_Exercise_
Take every line where the string "számára" appears and copy it.

_Excerpted data_
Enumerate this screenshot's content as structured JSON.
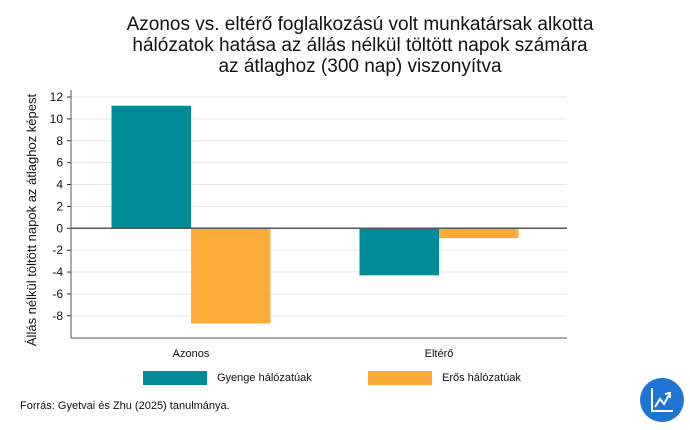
{
  "chart_data": {
    "type": "bar",
    "title": "Azonos vs. eltérő foglalkozású volt munkatársak alkotta hálózatok hatása az állás nélkül töltött napok számára az átlaghoz (300 nap) viszonyítva",
    "title_lines": [
      "Azonos vs. eltérő foglalkozású volt munkatársak alkotta",
      "hálózatok hatása az állás nélkül töltött napok számára",
      "az átlaghoz (300 nap) viszonyítva"
    ],
    "xlabel": "",
    "ylabel": "Állás nélkül töltött napok az átlaghoz képest",
    "ylim": [
      -10,
      12.5
    ],
    "yticks": [
      12,
      10,
      8,
      6,
      4,
      2,
      0,
      -2,
      -4,
      -6,
      -8
    ],
    "grid": true,
    "categories": [
      "Azonos",
      "Eltérő"
    ],
    "series": [
      {
        "name": "Gyenge hálózatúak",
        "color": "#008b99",
        "values": [
          11.2,
          -4.3
        ]
      },
      {
        "name": "Erős hálózatúak",
        "color": "#fbab36",
        "values": [
          -8.7,
          -0.9
        ]
      }
    ],
    "legend_position": "bottom"
  },
  "source": "Forrás: Gyetvai és Zhu (2025) tanulmánya.",
  "logo_icon": "trend-chart-icon"
}
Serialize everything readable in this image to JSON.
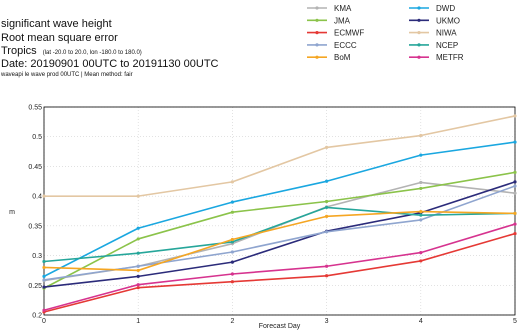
{
  "header": {
    "line1": "significant wave height",
    "line2": "Root mean square error",
    "line3_main": "Tropics",
    "line3_sub": "(lat -20.0 to 20.0, lon -180.0 to 180.0)",
    "line4": "Date: 20190901 00UTC to 20191130 00UTC",
    "line5": "waveapi le wave prod 00UTC | Mean method: fair"
  },
  "chart_data": {
    "type": "line",
    "xlabel": "Forecast Day",
    "ylabel": "m",
    "xlim": [
      0,
      5
    ],
    "ylim": [
      0.2,
      0.55
    ],
    "x": [
      0,
      1,
      2,
      3,
      4,
      5
    ],
    "xticks": [
      0,
      1,
      2,
      3,
      4,
      5
    ],
    "yticks": [
      0.2,
      0.25,
      0.3,
      0.35,
      0.4,
      0.45,
      0.5,
      0.55
    ],
    "grid": true,
    "legend_position": "top-right",
    "series": [
      {
        "name": "KMA",
        "color": "#b3b3b3",
        "values": [
          0.258,
          0.282,
          0.32,
          0.382,
          0.423,
          0.405
        ]
      },
      {
        "name": "DWD",
        "color": "#1aa7e0",
        "values": [
          0.265,
          0.346,
          0.39,
          0.425,
          0.469,
          0.491
        ]
      },
      {
        "name": "JMA",
        "color": "#8bc34a",
        "values": [
          0.245,
          0.328,
          0.373,
          0.391,
          0.413,
          0.44
        ]
      },
      {
        "name": "UKMO",
        "color": "#2b2b7a",
        "values": [
          0.247,
          0.265,
          0.289,
          0.341,
          0.372,
          0.424
        ]
      },
      {
        "name": "ECMWF",
        "color": "#e53935",
        "values": [
          0.205,
          0.246,
          0.256,
          0.266,
          0.291,
          0.337
        ]
      },
      {
        "name": "NIWA",
        "color": "#e3c7a3",
        "values": [
          0.4,
          0.4,
          0.424,
          0.482,
          0.502,
          0.535
        ]
      },
      {
        "name": "ECCC",
        "color": "#8fa5cf",
        "values": [
          0.259,
          0.282,
          0.306,
          0.34,
          0.36,
          0.417
        ]
      },
      {
        "name": "NCEP",
        "color": "#26a69a",
        "values": [
          0.29,
          0.304,
          0.323,
          0.381,
          0.368,
          0.371
        ]
      },
      {
        "name": "BoM",
        "color": "#f5a623",
        "values": [
          0.28,
          0.275,
          0.327,
          0.366,
          0.374,
          0.371
        ]
      },
      {
        "name": "METFR",
        "color": "#d6338f",
        "values": [
          0.208,
          0.251,
          0.269,
          0.282,
          0.305,
          0.353
        ]
      }
    ]
  }
}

_Written solution_
    "title": "Azonos vs. eltérő foglalkozású volt munkatársak alkotta hálózatok hatása az állás nélkül töltött napok számára az átlaghoz (300 nap) viszonyítva",
      "hálózatok hatása az állás nélkül töltött napok számára",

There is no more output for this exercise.